* **Task instructions**
Within the material below, find each line bearing the word "blue" and present it.

◇ ◇ ◇

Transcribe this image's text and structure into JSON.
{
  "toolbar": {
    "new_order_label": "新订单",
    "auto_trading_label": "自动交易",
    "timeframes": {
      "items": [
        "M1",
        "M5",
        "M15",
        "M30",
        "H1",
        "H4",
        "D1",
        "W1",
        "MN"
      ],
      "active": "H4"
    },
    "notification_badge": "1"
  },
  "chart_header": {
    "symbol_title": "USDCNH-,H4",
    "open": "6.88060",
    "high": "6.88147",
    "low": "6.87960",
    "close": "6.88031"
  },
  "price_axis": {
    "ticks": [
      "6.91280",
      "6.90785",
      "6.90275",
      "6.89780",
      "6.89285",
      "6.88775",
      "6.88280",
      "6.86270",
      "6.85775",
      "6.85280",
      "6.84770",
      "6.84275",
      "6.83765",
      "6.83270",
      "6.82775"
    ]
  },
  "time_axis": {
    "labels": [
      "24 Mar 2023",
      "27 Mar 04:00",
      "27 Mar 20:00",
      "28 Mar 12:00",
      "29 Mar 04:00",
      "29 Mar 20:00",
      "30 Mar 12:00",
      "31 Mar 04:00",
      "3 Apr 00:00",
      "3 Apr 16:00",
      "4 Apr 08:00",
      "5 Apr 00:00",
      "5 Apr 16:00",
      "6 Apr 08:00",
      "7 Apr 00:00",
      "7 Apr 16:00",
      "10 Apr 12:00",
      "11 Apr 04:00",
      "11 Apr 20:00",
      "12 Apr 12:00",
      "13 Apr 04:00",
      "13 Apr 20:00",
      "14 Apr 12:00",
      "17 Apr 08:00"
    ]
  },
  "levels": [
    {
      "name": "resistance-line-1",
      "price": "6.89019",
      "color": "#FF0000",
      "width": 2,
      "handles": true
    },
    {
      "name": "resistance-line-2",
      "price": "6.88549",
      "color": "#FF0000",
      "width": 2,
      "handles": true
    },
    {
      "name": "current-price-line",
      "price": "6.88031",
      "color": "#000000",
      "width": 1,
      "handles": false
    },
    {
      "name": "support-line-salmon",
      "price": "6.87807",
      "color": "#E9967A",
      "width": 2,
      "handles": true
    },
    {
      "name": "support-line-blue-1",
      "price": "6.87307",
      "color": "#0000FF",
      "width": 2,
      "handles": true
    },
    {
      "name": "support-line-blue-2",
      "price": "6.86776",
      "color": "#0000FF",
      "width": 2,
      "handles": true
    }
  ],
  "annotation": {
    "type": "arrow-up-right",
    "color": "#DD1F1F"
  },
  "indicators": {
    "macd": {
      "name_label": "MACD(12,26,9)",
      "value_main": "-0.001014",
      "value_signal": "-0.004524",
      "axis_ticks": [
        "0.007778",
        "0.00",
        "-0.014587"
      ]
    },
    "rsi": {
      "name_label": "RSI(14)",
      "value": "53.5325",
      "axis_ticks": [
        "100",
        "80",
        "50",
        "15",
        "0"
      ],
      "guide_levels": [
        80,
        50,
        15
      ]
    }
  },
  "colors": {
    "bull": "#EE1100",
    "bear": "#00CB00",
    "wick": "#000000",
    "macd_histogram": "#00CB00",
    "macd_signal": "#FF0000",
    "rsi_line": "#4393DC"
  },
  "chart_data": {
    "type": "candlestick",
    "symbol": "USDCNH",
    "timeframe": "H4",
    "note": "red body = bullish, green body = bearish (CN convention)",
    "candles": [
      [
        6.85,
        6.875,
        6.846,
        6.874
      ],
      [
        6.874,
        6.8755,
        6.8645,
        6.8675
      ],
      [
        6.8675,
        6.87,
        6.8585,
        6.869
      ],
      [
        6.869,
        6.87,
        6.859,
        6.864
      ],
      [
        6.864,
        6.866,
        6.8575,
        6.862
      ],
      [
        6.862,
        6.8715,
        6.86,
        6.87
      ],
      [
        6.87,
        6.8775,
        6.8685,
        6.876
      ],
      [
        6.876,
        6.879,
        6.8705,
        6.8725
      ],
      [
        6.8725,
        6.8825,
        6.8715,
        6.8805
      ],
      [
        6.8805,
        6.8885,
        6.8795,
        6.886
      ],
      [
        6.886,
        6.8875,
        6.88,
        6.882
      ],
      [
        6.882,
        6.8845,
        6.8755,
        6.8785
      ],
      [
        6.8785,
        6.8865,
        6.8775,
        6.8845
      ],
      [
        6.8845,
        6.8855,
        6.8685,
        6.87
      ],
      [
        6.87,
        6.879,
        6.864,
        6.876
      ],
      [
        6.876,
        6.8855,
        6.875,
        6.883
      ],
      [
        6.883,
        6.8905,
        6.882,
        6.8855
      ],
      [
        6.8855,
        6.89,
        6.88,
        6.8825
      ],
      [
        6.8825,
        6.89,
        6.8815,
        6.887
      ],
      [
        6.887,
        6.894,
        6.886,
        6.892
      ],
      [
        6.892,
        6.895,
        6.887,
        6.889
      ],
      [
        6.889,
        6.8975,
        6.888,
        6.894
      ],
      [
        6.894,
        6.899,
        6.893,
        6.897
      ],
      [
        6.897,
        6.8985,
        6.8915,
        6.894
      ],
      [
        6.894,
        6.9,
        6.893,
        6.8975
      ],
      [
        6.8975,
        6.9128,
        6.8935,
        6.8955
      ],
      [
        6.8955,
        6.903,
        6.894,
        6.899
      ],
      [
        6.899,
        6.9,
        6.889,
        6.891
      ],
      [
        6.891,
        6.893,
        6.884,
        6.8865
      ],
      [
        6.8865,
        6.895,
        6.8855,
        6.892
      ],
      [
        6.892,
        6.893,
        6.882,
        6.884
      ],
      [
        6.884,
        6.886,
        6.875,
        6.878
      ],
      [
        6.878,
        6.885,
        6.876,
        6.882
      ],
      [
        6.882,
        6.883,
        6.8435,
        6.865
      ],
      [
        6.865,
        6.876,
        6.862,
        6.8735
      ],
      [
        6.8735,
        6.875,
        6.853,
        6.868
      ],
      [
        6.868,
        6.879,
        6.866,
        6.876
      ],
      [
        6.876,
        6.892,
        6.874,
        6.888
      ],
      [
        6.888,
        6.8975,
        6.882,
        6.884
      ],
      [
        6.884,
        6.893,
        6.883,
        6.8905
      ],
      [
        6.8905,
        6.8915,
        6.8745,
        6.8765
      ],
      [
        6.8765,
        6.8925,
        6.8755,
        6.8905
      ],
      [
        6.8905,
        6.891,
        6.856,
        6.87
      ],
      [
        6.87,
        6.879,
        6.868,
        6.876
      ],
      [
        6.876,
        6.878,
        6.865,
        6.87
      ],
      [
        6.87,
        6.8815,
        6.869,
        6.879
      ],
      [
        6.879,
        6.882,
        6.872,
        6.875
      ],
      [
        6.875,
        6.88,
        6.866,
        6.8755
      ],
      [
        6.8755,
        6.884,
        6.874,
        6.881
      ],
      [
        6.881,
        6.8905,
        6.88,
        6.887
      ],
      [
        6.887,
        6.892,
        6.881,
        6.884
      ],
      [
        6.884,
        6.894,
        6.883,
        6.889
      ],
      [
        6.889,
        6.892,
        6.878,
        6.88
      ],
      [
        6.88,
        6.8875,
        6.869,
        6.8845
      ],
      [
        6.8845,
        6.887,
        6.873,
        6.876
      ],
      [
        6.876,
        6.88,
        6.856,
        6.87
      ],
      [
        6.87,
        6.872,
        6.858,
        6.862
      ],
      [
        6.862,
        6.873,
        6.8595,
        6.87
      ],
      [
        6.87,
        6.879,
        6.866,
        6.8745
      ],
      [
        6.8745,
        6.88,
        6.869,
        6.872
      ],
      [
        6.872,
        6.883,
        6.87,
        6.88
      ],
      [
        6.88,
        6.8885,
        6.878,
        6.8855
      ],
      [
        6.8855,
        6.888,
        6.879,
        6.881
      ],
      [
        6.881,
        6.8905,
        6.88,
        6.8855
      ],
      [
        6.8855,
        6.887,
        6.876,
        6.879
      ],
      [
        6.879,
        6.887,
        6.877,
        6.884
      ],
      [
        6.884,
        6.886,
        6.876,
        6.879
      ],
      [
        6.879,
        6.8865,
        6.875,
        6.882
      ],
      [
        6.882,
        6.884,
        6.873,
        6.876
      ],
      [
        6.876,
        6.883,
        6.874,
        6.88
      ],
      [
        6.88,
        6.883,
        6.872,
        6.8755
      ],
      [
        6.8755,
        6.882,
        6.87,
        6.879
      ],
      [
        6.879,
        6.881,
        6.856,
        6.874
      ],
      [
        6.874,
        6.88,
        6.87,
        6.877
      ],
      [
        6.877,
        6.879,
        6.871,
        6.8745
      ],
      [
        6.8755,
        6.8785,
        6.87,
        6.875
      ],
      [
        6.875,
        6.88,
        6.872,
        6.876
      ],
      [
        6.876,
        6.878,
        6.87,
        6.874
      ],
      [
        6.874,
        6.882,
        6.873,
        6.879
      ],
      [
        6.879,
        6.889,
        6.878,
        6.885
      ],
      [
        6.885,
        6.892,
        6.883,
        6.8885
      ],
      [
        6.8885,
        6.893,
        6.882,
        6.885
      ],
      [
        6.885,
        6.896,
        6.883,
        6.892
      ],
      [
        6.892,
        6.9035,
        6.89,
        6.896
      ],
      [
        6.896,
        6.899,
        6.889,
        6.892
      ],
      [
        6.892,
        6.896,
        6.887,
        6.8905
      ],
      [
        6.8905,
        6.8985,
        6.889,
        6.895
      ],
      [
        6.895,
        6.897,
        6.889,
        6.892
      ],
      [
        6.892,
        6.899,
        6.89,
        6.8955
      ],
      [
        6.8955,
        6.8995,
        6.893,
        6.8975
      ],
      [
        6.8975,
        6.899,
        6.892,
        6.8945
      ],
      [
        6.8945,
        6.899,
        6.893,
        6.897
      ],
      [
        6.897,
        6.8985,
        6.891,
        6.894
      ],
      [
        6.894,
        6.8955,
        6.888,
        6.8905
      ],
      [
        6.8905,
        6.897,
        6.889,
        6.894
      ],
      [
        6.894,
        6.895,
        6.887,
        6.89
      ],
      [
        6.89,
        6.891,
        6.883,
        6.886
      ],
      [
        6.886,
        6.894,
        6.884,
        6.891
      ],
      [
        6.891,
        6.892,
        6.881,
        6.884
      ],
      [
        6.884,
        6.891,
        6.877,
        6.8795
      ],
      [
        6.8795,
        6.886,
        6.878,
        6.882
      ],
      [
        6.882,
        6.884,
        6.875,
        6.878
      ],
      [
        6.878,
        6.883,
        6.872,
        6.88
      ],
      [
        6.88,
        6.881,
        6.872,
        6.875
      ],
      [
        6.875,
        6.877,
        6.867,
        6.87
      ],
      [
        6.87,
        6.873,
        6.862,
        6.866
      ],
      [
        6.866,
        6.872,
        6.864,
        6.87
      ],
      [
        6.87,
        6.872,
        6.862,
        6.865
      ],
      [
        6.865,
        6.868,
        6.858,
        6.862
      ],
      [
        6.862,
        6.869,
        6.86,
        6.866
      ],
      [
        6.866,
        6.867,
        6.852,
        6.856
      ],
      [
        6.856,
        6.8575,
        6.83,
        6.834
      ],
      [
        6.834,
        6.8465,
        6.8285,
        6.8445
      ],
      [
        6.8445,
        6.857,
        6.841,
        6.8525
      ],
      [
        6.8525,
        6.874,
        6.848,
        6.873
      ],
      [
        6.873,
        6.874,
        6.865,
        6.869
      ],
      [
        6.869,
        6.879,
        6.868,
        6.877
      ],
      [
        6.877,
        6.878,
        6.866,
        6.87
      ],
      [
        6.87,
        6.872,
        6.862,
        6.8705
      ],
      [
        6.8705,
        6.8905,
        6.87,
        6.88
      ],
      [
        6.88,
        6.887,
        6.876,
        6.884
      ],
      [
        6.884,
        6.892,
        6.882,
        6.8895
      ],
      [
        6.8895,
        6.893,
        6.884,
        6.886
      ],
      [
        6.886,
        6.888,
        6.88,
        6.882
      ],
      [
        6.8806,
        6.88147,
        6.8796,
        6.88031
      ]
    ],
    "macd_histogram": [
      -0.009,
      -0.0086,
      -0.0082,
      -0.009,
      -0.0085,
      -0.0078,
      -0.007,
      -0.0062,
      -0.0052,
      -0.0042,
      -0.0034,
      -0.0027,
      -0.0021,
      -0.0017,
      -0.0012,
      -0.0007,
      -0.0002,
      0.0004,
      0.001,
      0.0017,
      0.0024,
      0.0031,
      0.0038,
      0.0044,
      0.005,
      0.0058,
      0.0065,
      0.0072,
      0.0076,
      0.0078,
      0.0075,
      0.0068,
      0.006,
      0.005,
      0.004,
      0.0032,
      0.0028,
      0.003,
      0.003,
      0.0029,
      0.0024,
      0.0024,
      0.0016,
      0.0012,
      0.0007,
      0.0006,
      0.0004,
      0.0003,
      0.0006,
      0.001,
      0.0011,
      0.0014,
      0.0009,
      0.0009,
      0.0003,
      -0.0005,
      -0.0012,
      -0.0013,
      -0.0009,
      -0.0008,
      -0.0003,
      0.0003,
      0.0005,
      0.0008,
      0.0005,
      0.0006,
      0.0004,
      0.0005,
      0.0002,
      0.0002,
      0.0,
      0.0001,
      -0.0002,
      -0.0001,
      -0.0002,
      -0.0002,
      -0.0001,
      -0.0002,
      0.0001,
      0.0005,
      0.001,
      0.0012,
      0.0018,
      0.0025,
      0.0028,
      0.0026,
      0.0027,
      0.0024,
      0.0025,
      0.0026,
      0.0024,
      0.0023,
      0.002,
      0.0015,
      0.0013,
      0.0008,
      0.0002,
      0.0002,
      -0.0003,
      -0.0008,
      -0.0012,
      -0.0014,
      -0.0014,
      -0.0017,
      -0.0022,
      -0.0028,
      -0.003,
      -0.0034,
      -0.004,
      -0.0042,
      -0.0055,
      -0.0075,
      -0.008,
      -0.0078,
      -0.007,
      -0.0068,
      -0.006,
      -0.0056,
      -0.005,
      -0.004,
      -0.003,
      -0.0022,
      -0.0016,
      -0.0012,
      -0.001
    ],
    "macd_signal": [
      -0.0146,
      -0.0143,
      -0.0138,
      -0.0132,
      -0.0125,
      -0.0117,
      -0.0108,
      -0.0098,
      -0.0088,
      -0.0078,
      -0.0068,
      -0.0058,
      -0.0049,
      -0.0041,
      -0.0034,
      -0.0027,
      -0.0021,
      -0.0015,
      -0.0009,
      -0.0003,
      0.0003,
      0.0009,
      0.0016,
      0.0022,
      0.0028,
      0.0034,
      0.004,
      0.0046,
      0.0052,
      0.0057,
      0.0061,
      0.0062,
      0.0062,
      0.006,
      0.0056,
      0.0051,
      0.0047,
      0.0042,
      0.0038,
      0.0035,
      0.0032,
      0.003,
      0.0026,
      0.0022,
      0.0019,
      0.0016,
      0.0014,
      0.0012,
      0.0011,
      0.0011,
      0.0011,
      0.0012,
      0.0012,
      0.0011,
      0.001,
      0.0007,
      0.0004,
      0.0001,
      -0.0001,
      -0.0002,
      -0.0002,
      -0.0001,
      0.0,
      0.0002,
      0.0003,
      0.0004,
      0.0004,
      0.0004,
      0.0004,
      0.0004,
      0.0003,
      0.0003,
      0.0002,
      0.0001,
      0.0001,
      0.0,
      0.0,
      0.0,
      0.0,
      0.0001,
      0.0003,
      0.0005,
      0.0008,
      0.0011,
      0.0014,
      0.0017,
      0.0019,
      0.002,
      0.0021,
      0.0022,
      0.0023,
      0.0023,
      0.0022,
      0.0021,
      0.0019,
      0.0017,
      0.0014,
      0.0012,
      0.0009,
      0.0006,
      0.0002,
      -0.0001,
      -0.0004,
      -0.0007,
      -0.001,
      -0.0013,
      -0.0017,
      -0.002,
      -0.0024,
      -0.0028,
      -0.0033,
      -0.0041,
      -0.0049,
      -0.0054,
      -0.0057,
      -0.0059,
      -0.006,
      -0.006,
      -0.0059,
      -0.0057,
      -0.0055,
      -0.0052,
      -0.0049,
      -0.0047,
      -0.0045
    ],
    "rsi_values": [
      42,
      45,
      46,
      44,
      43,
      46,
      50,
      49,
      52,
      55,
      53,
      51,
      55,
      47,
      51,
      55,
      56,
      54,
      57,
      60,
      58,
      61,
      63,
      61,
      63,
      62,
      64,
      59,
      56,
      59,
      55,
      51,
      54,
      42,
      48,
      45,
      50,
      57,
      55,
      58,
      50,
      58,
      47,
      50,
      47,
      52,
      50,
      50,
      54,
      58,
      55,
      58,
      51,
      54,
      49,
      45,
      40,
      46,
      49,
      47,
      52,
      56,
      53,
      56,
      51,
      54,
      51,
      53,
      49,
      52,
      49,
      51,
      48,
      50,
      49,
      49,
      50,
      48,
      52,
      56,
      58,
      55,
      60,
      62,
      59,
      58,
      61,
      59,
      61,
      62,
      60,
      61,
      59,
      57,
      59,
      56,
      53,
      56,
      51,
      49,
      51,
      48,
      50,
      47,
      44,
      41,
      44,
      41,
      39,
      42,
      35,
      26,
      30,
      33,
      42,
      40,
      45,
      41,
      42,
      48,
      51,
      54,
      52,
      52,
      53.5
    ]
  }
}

◇ ◇ ◇

* **Output for this task**
      "name": "support-line-blue-1",
      "name": "support-line-blue-2",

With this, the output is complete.